Dataset entries on figures:
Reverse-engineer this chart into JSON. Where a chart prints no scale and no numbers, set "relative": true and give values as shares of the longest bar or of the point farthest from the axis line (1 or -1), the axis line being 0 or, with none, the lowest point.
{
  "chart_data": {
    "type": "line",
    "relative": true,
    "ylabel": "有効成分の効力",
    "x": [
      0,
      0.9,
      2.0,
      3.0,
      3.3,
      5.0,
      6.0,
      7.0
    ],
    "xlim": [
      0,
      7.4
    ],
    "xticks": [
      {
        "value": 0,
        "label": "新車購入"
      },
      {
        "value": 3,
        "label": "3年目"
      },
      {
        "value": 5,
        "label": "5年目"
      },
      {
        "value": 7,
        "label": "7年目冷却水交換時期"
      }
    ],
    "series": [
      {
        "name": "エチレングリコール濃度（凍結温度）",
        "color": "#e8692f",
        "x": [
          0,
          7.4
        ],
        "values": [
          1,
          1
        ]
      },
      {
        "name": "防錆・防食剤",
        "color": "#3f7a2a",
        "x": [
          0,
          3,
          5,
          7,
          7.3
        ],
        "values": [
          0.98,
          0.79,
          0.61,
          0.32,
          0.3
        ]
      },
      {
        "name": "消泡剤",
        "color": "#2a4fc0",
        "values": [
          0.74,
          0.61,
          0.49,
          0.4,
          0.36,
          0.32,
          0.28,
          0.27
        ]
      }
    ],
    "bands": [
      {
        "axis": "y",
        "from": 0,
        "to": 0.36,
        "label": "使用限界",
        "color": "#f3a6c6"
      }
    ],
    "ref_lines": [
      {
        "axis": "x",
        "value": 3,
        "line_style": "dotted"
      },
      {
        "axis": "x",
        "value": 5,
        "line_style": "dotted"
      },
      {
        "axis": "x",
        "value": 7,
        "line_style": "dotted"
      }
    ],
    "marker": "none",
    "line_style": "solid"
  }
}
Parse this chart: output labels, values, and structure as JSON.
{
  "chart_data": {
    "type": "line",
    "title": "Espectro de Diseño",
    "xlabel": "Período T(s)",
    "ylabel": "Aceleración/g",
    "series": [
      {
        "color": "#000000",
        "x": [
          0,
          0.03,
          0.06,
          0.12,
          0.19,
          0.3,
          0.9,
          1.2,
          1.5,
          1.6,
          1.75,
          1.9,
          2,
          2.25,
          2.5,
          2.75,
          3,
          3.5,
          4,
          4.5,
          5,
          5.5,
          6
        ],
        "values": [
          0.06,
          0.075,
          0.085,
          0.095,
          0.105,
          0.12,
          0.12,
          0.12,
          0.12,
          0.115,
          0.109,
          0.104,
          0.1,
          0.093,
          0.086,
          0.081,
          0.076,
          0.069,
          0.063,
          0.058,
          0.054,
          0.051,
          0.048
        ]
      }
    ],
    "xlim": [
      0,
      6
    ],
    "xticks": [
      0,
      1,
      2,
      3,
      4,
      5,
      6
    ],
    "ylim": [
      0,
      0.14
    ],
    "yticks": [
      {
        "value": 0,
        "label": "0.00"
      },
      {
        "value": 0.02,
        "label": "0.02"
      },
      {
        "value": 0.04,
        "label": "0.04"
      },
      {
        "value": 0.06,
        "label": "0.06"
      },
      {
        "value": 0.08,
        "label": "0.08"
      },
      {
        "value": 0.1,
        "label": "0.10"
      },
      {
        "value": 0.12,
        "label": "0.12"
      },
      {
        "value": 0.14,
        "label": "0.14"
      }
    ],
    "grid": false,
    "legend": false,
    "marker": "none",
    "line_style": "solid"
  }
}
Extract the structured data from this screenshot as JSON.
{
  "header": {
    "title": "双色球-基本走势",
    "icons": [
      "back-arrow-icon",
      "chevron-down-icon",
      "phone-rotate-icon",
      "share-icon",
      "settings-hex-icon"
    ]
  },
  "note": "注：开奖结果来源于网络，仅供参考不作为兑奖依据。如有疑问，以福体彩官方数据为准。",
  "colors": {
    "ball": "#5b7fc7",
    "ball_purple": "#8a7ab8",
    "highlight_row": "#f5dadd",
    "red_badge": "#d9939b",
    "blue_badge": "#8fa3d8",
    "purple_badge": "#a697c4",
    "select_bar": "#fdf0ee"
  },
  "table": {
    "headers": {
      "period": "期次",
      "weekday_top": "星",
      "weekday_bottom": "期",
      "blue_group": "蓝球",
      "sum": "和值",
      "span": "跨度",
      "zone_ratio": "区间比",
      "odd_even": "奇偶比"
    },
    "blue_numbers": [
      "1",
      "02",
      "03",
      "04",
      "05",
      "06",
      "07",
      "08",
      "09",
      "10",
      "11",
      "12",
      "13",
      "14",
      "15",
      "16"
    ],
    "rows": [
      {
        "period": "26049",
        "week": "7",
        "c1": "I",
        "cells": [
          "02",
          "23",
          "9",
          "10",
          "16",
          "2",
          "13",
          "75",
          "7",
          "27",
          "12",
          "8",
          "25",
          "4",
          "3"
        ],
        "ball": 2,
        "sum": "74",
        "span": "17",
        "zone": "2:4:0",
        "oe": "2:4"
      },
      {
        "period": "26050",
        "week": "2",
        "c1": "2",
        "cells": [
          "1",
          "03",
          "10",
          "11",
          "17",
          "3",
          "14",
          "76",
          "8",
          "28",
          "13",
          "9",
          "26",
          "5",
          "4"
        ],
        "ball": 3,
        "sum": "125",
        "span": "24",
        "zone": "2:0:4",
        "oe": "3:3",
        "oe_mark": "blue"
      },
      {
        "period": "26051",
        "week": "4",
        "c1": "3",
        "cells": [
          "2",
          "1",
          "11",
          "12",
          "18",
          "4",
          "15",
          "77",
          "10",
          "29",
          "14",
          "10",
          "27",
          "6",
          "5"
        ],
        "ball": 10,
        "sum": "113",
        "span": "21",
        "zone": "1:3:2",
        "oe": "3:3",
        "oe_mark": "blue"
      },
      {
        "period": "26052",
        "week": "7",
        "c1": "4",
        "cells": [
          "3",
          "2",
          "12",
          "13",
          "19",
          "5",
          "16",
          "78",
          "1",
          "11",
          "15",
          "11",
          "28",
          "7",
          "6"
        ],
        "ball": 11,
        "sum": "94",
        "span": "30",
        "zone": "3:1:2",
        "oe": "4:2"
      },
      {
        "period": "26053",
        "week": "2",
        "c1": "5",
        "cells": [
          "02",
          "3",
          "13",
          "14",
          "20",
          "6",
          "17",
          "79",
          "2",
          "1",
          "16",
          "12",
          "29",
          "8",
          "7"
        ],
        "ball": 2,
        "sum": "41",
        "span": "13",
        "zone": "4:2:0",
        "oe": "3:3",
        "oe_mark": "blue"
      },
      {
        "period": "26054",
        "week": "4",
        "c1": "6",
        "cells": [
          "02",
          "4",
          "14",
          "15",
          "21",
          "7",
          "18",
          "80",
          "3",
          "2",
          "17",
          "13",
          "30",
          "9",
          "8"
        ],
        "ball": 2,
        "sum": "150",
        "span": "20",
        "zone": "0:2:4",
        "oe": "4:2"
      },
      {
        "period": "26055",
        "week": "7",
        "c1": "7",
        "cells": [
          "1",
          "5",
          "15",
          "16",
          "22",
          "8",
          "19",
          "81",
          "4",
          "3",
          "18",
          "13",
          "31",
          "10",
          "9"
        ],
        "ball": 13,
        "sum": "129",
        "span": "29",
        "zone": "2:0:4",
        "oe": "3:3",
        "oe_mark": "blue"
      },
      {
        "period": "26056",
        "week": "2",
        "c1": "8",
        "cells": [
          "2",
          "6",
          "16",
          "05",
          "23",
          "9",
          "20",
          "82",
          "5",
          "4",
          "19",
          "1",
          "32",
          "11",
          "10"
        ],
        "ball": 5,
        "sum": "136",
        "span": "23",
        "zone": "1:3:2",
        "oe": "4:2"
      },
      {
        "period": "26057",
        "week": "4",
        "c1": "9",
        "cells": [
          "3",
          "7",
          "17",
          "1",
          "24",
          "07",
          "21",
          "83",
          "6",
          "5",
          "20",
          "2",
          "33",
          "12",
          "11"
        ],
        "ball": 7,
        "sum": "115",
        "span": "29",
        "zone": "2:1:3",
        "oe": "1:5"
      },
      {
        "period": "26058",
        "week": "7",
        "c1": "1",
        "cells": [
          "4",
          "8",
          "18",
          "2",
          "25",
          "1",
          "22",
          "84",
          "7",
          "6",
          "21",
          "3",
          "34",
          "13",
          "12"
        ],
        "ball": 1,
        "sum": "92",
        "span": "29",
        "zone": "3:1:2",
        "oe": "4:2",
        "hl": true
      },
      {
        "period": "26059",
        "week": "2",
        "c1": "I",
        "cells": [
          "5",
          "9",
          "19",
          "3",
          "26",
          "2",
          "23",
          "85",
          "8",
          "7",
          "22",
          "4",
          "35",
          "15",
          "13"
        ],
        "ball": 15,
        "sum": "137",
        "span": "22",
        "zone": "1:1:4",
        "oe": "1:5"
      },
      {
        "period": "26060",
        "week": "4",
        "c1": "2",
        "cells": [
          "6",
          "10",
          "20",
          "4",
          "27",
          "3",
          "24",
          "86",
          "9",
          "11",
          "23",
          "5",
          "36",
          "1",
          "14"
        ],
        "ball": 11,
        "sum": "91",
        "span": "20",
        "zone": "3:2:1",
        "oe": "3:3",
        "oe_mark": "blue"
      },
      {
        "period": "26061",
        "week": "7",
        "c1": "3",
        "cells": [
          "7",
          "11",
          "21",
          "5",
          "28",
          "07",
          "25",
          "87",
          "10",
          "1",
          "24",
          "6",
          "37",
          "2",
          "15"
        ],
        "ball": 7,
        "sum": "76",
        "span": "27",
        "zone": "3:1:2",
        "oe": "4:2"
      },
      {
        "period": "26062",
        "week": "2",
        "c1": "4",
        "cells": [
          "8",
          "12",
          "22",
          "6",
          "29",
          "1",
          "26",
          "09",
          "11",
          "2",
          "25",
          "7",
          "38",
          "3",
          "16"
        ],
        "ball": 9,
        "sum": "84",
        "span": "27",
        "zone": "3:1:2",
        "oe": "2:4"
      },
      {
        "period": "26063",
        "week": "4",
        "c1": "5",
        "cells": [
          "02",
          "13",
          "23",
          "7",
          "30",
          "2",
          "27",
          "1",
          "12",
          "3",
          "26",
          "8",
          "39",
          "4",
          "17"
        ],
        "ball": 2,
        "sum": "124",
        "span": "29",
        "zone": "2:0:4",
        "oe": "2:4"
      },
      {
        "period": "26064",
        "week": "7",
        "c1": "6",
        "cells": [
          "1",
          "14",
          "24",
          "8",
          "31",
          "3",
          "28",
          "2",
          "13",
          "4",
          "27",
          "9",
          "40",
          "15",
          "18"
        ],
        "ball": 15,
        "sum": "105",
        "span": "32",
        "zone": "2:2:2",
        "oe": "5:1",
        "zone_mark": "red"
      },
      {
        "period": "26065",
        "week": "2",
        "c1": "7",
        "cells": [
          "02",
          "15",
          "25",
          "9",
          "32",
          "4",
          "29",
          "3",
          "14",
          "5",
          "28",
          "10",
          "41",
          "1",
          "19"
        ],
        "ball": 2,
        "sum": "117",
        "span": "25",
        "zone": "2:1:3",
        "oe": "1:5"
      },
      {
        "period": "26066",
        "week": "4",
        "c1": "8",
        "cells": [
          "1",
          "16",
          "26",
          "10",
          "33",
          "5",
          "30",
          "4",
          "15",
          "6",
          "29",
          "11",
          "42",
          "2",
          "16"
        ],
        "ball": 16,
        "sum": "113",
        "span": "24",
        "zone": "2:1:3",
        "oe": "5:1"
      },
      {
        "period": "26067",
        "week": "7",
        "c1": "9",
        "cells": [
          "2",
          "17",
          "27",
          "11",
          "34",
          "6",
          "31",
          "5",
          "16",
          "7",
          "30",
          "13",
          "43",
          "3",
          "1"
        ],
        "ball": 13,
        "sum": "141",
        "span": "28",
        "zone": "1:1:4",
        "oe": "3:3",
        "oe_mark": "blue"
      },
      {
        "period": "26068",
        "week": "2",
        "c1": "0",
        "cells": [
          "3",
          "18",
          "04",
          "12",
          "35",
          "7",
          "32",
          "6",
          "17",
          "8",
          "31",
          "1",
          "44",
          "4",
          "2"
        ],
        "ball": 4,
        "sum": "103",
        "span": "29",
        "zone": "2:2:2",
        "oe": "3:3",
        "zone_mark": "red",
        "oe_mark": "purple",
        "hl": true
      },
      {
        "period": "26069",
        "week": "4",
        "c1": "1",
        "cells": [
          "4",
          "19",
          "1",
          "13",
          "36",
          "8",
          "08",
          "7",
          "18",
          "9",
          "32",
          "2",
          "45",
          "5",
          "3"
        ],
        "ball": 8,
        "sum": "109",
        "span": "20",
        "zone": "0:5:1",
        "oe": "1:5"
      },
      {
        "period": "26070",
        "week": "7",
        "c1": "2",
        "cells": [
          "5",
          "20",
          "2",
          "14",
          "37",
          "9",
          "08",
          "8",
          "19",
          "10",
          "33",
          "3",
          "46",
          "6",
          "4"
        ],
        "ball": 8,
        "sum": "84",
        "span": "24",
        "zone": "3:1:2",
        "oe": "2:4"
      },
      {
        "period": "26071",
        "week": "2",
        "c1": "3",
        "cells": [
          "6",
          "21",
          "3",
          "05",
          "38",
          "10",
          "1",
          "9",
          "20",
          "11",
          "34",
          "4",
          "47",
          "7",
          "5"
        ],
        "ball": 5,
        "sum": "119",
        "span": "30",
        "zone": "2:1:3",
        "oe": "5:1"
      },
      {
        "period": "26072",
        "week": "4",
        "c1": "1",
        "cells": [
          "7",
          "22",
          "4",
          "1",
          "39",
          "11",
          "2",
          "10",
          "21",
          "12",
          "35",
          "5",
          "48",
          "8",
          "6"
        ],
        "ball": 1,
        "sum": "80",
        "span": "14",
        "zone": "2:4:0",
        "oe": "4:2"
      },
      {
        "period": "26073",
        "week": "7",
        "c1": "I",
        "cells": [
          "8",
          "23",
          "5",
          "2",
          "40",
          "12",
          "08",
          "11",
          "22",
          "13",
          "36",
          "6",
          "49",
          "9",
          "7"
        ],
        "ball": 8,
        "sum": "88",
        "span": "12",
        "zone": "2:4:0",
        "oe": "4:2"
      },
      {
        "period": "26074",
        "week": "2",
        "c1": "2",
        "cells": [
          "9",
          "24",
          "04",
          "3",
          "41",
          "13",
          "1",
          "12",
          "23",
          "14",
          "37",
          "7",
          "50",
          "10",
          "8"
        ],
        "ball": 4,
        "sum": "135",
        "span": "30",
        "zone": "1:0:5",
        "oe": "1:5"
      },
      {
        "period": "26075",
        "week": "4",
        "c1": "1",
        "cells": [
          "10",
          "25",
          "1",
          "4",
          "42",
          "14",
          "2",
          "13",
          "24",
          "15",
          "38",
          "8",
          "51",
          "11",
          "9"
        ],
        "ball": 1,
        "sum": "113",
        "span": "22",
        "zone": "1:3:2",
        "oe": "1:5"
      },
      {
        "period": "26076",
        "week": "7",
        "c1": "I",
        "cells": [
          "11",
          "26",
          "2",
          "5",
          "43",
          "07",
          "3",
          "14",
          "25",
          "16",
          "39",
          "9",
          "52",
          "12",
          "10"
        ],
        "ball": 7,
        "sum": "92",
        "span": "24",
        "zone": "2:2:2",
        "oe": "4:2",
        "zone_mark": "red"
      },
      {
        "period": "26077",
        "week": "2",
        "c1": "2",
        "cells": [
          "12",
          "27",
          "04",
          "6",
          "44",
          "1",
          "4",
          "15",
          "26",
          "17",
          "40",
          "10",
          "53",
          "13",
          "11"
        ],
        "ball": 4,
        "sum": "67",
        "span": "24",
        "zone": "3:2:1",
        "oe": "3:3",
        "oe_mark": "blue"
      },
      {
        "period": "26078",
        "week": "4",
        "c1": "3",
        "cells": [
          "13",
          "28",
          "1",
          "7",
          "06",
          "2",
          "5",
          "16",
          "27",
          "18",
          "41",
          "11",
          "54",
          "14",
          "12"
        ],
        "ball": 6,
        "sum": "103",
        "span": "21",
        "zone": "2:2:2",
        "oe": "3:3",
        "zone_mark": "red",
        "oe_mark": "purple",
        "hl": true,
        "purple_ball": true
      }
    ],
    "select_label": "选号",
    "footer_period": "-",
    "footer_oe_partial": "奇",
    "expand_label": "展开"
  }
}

▶ **TASK OBJECTIVE**: Extract all lines containing the word "ylabel".

▶ **RESPONSE BELOW**:
    "ylabel": "有効成分の効力",
    "ylabel": "Aceleración/g",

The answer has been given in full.